» RECORDS PROVIDED
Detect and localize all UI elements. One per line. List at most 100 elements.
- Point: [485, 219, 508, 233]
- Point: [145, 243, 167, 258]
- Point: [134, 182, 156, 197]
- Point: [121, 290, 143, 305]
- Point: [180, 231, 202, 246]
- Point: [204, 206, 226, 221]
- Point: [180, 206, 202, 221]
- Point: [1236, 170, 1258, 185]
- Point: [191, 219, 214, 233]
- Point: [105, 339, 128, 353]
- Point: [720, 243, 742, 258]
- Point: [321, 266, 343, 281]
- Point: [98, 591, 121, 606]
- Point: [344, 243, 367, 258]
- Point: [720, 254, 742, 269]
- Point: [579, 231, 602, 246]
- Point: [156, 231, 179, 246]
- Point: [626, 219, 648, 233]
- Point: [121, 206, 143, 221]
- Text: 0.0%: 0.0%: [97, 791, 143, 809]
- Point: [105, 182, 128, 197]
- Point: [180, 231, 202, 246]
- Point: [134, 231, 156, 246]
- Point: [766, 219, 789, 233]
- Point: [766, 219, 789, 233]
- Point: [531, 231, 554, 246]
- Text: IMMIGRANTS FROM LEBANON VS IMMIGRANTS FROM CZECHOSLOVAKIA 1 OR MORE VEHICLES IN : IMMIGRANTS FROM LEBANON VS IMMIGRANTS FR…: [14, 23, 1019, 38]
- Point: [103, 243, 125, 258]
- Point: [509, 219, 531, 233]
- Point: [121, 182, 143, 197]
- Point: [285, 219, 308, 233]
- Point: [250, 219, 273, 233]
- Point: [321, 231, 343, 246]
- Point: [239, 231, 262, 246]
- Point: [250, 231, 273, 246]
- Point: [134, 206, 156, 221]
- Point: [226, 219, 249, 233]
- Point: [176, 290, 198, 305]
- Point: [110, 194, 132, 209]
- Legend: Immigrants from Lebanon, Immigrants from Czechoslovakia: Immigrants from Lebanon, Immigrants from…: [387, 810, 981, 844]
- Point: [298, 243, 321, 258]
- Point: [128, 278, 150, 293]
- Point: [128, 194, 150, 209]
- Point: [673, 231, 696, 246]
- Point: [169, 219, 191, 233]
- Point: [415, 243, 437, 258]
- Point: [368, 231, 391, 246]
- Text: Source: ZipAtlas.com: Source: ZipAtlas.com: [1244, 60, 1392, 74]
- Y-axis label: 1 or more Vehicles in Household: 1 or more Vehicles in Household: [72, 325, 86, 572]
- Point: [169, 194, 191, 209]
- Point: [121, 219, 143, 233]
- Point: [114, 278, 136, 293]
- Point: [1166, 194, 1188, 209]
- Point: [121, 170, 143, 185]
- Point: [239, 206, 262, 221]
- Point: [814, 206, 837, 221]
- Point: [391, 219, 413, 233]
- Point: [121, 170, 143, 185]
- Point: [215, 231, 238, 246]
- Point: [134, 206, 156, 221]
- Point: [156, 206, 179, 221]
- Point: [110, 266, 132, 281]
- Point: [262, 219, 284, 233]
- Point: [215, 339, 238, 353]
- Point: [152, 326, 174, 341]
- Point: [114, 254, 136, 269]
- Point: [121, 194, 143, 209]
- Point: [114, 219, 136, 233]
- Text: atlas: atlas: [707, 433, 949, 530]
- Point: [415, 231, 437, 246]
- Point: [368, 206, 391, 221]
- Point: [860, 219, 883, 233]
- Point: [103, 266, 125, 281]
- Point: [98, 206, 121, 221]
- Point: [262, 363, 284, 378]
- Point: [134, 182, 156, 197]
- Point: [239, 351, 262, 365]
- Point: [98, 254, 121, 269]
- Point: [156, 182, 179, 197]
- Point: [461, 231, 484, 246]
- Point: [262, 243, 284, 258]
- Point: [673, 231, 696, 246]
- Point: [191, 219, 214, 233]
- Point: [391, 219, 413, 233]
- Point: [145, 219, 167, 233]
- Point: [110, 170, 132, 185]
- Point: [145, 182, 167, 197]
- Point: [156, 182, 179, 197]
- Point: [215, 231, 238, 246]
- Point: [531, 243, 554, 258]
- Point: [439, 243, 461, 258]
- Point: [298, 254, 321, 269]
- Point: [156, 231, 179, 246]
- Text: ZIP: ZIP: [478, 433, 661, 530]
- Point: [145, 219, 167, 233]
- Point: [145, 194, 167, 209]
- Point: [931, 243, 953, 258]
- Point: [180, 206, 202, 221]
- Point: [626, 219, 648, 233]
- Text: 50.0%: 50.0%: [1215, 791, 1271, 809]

» TASK DIRECTIONS
Report how many lines of the material contain the string "Text", giving only the number.

» SOLUTION FOR THIS EXERCISE
6